— WHAT YOU SHOULD DO —
Your task is to retype each line of the data below exactly.
-*-*-
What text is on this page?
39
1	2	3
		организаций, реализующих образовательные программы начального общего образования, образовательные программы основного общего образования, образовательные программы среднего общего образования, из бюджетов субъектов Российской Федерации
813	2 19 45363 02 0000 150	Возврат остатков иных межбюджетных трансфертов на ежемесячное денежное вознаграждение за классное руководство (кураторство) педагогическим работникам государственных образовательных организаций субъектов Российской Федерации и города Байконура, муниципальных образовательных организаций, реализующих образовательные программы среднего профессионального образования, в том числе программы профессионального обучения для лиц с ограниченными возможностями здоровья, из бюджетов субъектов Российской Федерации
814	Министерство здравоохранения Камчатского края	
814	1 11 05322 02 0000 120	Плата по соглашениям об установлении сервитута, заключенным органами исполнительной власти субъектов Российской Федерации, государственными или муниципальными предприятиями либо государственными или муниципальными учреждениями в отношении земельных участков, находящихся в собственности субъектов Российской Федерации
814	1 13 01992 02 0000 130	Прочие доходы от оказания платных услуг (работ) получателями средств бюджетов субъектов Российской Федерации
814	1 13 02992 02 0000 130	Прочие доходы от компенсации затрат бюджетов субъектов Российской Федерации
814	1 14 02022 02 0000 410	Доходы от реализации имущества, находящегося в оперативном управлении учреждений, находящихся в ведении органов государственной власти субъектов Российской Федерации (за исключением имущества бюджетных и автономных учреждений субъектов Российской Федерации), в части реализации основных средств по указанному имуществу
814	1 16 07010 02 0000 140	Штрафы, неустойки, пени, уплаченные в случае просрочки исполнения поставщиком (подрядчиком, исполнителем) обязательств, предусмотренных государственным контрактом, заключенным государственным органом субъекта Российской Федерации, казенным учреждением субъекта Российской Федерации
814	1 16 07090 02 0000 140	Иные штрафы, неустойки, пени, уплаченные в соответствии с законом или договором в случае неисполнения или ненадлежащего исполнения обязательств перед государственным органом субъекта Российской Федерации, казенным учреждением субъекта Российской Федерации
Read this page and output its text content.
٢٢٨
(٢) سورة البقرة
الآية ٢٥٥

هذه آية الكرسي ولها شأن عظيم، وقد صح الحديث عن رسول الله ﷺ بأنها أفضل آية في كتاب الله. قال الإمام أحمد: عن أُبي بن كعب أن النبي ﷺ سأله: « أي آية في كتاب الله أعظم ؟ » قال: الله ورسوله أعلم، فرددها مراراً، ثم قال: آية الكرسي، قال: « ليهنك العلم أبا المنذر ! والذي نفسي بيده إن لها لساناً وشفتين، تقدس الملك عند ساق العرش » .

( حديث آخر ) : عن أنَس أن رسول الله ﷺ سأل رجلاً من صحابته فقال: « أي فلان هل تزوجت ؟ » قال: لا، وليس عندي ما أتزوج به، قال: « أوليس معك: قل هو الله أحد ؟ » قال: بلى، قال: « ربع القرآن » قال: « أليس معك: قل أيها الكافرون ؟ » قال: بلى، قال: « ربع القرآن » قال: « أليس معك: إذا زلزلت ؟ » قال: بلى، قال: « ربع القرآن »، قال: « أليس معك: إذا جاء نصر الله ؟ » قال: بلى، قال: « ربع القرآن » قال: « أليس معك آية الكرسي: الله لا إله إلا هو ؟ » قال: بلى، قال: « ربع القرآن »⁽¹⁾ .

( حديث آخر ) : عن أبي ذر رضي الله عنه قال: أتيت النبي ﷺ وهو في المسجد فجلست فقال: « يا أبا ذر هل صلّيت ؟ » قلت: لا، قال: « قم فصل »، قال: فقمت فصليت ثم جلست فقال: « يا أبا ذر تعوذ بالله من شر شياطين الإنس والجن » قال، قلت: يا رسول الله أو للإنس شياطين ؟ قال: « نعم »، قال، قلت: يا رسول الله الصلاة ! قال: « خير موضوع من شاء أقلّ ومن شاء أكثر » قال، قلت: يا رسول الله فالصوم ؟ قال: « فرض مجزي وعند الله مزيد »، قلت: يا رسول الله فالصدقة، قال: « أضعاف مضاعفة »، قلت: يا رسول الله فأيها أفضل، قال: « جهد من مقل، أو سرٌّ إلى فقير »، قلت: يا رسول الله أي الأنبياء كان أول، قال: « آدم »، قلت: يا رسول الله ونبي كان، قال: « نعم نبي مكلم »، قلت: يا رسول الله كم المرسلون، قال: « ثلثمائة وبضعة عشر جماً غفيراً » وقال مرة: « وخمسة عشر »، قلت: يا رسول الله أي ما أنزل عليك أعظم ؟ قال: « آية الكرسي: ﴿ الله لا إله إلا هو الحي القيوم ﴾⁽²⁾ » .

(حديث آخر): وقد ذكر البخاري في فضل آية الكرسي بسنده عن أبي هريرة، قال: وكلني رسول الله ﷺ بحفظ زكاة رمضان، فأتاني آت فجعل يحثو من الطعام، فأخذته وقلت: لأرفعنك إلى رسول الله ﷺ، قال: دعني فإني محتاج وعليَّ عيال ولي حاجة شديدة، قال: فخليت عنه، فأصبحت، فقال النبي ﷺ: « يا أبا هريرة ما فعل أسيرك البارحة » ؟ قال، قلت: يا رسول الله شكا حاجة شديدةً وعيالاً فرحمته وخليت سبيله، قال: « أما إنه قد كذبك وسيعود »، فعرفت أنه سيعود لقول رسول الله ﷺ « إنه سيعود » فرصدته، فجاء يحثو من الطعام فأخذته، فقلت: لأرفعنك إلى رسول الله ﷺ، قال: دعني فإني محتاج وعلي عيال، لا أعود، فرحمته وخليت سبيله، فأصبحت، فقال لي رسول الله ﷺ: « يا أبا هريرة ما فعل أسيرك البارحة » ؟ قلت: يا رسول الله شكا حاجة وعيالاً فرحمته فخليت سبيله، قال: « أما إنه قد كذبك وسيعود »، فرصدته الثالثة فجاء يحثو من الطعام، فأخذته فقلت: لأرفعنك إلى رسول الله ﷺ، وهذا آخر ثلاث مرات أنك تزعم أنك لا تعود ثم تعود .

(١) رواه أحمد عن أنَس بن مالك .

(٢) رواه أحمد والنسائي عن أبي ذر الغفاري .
-*-*-
— PROBLEM SOLUTION —
What text is on this page?
39
1	2	3
		организаций, реализующих образовательные программы начального общего образования, образовательные программы основного общего образования, образовательные программы среднего общего образования, из бюджетов субъектов Российской Федерации
813	2 19 45363 02 0000 150	Возврат остатков иных межбюджетных трансфертов на ежемесячное денежное вознаграждение за классное руководство (кураторство) педагогическим работникам государственных образовательных организаций субъектов Российской Федерации и города Байконура, муниципальных образовательных организаций, реализующих образовательные программы среднего профессионального образования, в том числе программы профессионального обучения для лиц с ограниченными возможностями здоровья, из бюджетов субъектов Российской Федерации
814	Министерство здравоохранения Камчатского края	
814	1 11 05322 02 0000 120	Плата по соглашениям об установлении сервитута, заключенным органами исполнительной власти субъектов Российской Федерации, государственными или муниципальными предприятиями либо государственными или муниципальными учреждениями в отношении земельных участков, находящихся в собственности субъектов Российской Федерации
814	1 13 01992 02 0000 130	Прочие доходы от оказания платных услуг (работ) получателями средств бюджетов субъектов Российской Федерации
814	1 13 02992 02 0000 130	Прочие доходы от компенсации затрат бюджетов субъектов Российской Федерации
814	1 14 02022 02 0000 410	Доходы от реализации имущества, находящегося в оперативном управлении учреждений, находящихся в ведении органов государственной власти субъектов Российской Федерации (за исключением имущества бюджетных и автономных учреждений субъектов Российской Федерации), в части реализации основных средств по указанному имуществу
814	1 16 07010 02 0000 140	Штрафы, неустойки, пени, уплаченные в случае просрочки исполнения поставщиком (подрядчиком, исполнителем) обязательств, предусмотренных государственным контрактом, заключенным государственным органом субъекта Российской Федерации, казенным учреждением субъекта Российской Федерации
814	1 16 07090 02 0000 140	Иные штрафы, неустойки, пени, уплаченные в соответствии с законом или договором в случае неисполнения или ненадлежащего исполнения обязательств перед государственным органом субъекта Российской Федерации, казенным учреждением субъекта Российской Федерации
Read this page and output its text content.
٢٢٨
(٢) سورة البقرة
الآية ٢٥٥

هذه آية الكرسي ولها شأن عظيم، وقد صح الحديث عن رسول الله ﷺ بأنها أفضل آية في كتاب الله. قال الإمام أحمد: عن أُبي بن كعب أن النبي ﷺ سأله: « أي آية في كتاب الله أعظم ؟ » قال: الله ورسوله أعلم، فرددها مراراً، ثم قال: آية الكرسي، قال: « ليهنك العلم أبا المنذر ! والذي نفسي بيده إن لها لساناً وشفتين، تقدس الملك عند ساق العرش » .

( حديث آخر ) : عن أنَس أن رسول الله ﷺ سأل رجلاً من صحابته فقال: « أي فلان هل تزوجت ؟ » قال: لا، وليس عندي ما أتزوج به، قال: « أوليس معك: قل هو الله أحد ؟ » قال: بلى، قال: « ربع القرآن » قال: « أليس معك: قل أيها الكافرون ؟ » قال: بلى، قال: « ربع القرآن » قال: « أليس معك: إذا زلزلت ؟ » قال: بلى، قال: « ربع القرآن »، قال: « أليس معك: إذا جاء نصر الله ؟ » قال: بلى، قال: « ربع القرآن » قال: « أليس معك آية الكرسي: الله لا إله إلا هو ؟ » قال: بلى، قال: « ربع القرآن »⁽¹⁾ .

( حديث آخر ) : عن أبي ذر رضي الله عنه قال: أتيت النبي ﷺ وهو في المسجد فجلست فقال: « يا أبا ذر هل صلّيت ؟ » قلت: لا، قال: « قم فصل »، قال: فقمت فصليت ثم جلست فقال: « يا أبا ذر تعوذ بالله من شر شياطين الإنس والجن » قال، قلت: يا رسول الله أو للإنس شياطين ؟ قال: « نعم »، قال، قلت: يا رسول الله الصلاة ! قال: « خير موضوع من شاء أقلّ ومن شاء أكثر » قال، قلت: يا رسول الله فالصوم ؟ قال: « فرض مجزي وعند الله مزيد »، قلت: يا رسول الله فالصدقة، قال: « أضعاف مضاعفة »، قلت: يا رسول الله فأيها أفضل، قال: « جهد من مقل، أو سرٌّ إلى فقير »، قلت: يا رسول الله أي الأنبياء كان أول، قال: « آدم »، قلت: يا رسول الله ونبي كان، قال: « نعم نبي مكلم »، قلت: يا رسول الله كم المرسلون، قال: « ثلثمائة وبضعة عشر جماً غفيراً » وقال مرة: « وخمسة عشر »، قلت: يا رسول الله أي ما أنزل عليك أعظم ؟ قال: « آية الكرسي: ﴿ الله لا إله إلا هو الحي القيوم ﴾⁽²⁾ » .

(حديث آخر): وقد ذكر البخاري في فضل آية الكرسي بسنده عن أبي هريرة، قال: وكلني رسول الله ﷺ بحفظ زكاة رمضان، فأتاني آت فجعل يحثو من الطعام، فأخذته وقلت: لأرفعنك إلى رسول الله ﷺ، قال: دعني فإني محتاج وعليَّ عيال ولي حاجة شديدة، قال: فخليت عنه، فأصبحت، فقال النبي ﷺ: « يا أبا هريرة ما فعل أسيرك البارحة » ؟ قال، قلت: يا رسول الله شكا حاجة شديدةً وعيالاً فرحمته وخليت سبيله، قال: « أما إنه قد كذبك وسيعود »، فعرفت أنه سيعود لقول رسول الله ﷺ « إنه سيعود » فرصدته، فجاء يحثو من الطعام فأخذته، فقلت: لأرفعنك إلى رسول الله ﷺ، قال: دعني فإني محتاج وعلي عيال، لا أعود، فرحمته وخليت سبيله، فأصبحت، فقال لي رسول الله ﷺ: « يا أبا هريرة ما فعل أسيرك البارحة » ؟ قلت: يا رسول الله شكا حاجة وعيالاً فرحمته فخليت سبيله، قال: « أما إنه قد كذبك وسيعود »، فرصدته الثالثة فجاء يحثو من الطعام، فأخذته فقلت: لأرفعنك إلى رسول الله ﷺ، وهذا آخر ثلاث مرات أنك تزعم أنك لا تعود ثم تعود .

(١) رواه أحمد عن أنَس بن مالك .

(٢) رواه أحمد والنسائي عن أبي ذر الغفاري .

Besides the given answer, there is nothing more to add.